TASK INSTRUCTIONS: Say how many lines contain "name", using only the number.

DATA SHOWN:
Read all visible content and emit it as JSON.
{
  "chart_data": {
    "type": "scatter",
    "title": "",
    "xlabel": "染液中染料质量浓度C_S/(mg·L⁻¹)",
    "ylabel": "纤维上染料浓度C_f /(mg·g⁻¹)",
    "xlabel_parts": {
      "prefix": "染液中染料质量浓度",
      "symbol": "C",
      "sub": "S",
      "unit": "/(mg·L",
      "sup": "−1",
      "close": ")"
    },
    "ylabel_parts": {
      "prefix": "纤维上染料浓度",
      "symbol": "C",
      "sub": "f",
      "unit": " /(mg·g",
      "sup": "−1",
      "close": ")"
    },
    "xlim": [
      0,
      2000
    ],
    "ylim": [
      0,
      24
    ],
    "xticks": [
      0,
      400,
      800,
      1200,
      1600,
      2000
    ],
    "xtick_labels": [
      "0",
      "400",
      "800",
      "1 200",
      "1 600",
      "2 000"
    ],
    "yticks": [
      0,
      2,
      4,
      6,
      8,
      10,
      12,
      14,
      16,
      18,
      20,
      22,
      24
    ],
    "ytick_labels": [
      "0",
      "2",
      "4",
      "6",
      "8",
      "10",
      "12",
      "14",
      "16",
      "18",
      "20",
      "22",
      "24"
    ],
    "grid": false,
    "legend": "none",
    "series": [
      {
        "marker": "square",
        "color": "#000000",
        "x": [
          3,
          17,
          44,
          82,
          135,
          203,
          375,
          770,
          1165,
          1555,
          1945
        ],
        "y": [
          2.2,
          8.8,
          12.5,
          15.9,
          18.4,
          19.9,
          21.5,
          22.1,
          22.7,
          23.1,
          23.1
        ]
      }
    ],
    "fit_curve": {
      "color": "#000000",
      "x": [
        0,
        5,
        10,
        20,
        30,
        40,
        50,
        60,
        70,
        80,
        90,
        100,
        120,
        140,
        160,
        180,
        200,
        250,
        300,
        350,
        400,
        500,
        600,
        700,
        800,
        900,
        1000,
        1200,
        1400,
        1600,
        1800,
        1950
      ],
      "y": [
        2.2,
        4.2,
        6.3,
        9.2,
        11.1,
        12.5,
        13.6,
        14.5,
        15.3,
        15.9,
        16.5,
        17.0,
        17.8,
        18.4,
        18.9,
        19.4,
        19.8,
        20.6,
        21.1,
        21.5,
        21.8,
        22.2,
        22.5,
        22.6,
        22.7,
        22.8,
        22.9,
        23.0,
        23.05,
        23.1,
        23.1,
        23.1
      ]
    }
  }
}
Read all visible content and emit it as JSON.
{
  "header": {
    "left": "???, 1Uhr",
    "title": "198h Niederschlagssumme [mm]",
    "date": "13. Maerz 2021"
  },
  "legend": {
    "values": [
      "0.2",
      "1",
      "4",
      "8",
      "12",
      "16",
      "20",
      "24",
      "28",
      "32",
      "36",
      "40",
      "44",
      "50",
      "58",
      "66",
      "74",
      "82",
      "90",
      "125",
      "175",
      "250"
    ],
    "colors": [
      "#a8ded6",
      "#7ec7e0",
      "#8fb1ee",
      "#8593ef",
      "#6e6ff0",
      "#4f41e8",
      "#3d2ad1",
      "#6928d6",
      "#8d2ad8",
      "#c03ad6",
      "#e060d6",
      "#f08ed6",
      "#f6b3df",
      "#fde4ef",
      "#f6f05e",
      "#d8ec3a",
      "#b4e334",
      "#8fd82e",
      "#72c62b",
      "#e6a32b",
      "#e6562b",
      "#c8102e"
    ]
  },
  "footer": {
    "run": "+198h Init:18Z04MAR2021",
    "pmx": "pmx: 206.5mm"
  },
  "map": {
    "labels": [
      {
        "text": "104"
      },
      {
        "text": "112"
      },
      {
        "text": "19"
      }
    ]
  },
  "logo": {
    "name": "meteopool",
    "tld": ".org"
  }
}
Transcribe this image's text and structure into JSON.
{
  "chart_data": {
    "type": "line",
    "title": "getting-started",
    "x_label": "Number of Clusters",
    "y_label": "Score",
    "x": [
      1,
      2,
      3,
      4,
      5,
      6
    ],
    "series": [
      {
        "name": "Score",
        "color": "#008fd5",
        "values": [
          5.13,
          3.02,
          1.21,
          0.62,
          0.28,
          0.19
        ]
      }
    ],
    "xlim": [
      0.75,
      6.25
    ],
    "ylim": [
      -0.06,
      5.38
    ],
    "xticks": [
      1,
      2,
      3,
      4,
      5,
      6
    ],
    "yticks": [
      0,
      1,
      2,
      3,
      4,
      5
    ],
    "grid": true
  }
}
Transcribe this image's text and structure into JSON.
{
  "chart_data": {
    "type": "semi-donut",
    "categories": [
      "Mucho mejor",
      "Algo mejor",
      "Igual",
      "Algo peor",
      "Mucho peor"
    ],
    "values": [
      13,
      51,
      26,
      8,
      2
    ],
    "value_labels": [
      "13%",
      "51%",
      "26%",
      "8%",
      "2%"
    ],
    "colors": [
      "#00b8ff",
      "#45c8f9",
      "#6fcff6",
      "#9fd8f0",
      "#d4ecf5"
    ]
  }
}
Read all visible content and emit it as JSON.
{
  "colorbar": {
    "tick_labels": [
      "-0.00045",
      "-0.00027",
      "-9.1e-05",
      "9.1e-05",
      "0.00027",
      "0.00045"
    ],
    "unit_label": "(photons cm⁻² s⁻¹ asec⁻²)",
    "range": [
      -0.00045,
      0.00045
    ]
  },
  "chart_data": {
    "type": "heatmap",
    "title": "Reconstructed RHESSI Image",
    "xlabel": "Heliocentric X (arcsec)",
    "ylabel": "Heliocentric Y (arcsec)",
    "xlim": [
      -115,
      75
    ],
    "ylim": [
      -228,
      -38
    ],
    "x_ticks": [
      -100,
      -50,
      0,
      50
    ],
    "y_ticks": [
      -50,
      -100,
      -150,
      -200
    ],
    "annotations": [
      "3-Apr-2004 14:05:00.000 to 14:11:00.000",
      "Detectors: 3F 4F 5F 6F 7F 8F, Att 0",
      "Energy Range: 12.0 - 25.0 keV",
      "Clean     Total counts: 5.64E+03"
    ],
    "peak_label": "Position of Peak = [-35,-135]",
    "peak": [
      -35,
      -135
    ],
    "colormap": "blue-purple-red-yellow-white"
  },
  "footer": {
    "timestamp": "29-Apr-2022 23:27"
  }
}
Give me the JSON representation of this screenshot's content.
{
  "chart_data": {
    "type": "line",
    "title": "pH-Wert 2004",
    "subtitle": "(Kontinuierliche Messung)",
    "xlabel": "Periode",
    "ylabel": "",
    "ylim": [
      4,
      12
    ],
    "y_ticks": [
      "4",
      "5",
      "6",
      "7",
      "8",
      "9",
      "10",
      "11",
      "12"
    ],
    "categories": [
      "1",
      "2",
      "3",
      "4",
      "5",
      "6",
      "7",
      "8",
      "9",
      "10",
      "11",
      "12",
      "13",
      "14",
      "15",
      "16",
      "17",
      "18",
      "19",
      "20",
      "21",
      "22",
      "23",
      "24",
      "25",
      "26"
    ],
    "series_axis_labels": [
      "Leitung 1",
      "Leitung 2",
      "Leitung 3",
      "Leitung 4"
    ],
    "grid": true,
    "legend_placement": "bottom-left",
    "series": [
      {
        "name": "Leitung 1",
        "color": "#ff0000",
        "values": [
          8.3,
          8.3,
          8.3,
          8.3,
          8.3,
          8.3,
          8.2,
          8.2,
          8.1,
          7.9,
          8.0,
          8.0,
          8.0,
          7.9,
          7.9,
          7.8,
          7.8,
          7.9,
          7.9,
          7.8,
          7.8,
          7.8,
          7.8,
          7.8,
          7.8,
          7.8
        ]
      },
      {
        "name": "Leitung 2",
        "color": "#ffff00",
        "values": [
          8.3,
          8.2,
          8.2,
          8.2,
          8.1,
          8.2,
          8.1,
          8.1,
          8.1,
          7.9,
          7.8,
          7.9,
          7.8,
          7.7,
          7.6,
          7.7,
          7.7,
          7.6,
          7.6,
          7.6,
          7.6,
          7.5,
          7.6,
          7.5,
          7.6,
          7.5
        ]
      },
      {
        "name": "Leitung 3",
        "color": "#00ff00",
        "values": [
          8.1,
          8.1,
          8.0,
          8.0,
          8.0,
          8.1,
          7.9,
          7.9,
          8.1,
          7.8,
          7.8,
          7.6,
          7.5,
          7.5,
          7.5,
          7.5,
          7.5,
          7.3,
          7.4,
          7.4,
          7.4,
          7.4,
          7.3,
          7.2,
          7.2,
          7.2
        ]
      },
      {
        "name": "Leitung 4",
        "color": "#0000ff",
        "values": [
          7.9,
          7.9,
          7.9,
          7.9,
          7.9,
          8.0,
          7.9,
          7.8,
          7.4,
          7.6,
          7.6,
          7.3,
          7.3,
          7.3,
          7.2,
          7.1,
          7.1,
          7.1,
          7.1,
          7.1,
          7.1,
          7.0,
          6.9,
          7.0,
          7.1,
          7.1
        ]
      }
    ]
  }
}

REPLY TO THE EXERCISE: 6